[start of Given records]

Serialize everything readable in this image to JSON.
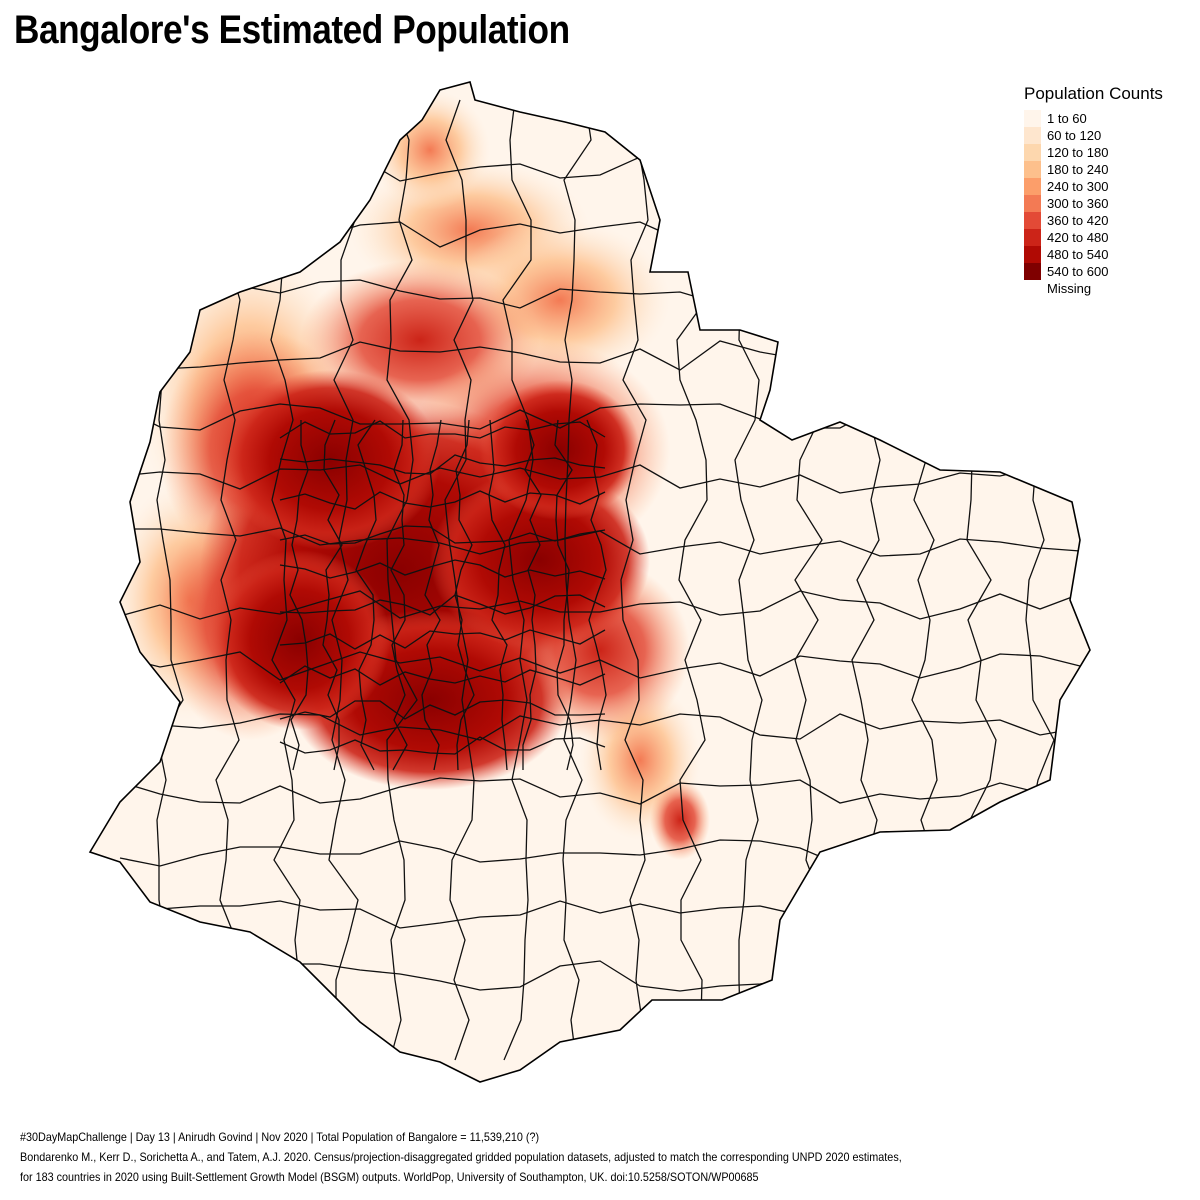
{
  "title": "Bangalore's Estimated Population",
  "legend": {
    "title": "Population Counts",
    "items": [
      {
        "label": "1 to 60",
        "color": "#fff5eb"
      },
      {
        "label": "60 to 120",
        "color": "#fee6ce"
      },
      {
        "label": "120 to 180",
        "color": "#fdd7ae"
      },
      {
        "label": "180 to 240",
        "color": "#fdc08c"
      },
      {
        "label": "240 to 300",
        "color": "#fc9e6a"
      },
      {
        "label": "300 to 360",
        "color": "#f37a54"
      },
      {
        "label": "360 to 420",
        "color": "#e34a36"
      },
      {
        "label": "420 to 480",
        "color": "#cc2418"
      },
      {
        "label": "480 to 540",
        "color": "#b00a04"
      },
      {
        "label": "540 to 600",
        "color": "#7f0000"
      },
      {
        "label": "Missing",
        "color": "#ffffff"
      }
    ]
  },
  "caption": {
    "line1": "#30DayMapChallenge | Day 13 | Anirudh Govind | Nov 2020 | Total Population of Bangalore = 11,539,210 (?)",
    "line2": "Bondarenko M., Kerr D., Sorichetta A., and Tatem, A.J. 2020. Census/projection-disaggregated gridded population datasets, adjusted to match the corresponding UNPD 2020 estimates,",
    "line3": "for 183 countries in 2020 using Built-Settlement Growth Model (BSGM) outputs. WorldPop, University of Southampton, UK. doi:10.5258/SOTON/WP00685"
  }
}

[end of Given records]

Exercise prompt: Leave out all pictures, then copy the remaining material exactly.

Response:
Serialize everything readable in this image to JSON.
{
  "title": "Bangalore's Estimated Population",
  "legend": {
    "title": "Population Counts",
    "items": [
      {
        "label": "1 to 60",
        "color": "#fff5eb"
      },
      {
        "label": "60 to 120",
        "color": "#fee6ce"
      },
      {
        "label": "120 to 180",
        "color": "#fdd7ae"
      },
      {
        "label": "180 to 240",
        "color": "#fdc08c"
      },
      {
        "label": "240 to 300",
        "color": "#fc9e6a"
      },
      {
        "label": "300 to 360",
        "color": "#f37a54"
      },
      {
        "label": "360 to 420",
        "color": "#e34a36"
      },
      {
        "label": "420 to 480",
        "color": "#cc2418"
      },
      {
        "label": "480 to 540",
        "color": "#b00a04"
      },
      {
        "label": "540 to 600",
        "color": "#7f0000"
      },
      {
        "label": "Missing",
        "color": "#ffffff"
      }
    ]
  },
  "caption": {
    "line1": "#30DayMapChallenge | Day 13 | Anirudh Govind | Nov 2020 | Total Population of Bangalore = 11,539,210 (?)",
    "line2": "Bondarenko M., Kerr D., Sorichetta A., and Tatem, A.J. 2020. Census/projection-disaggregated gridded population datasets, adjusted to match the corresponding UNPD 2020 estimates,",
    "line3": "for 183 countries in 2020 using Built-Settlement Growth Model (BSGM) outputs. WorldPop, University of Southampton, UK. doi:10.5258/SOTON/WP00685"
  }
}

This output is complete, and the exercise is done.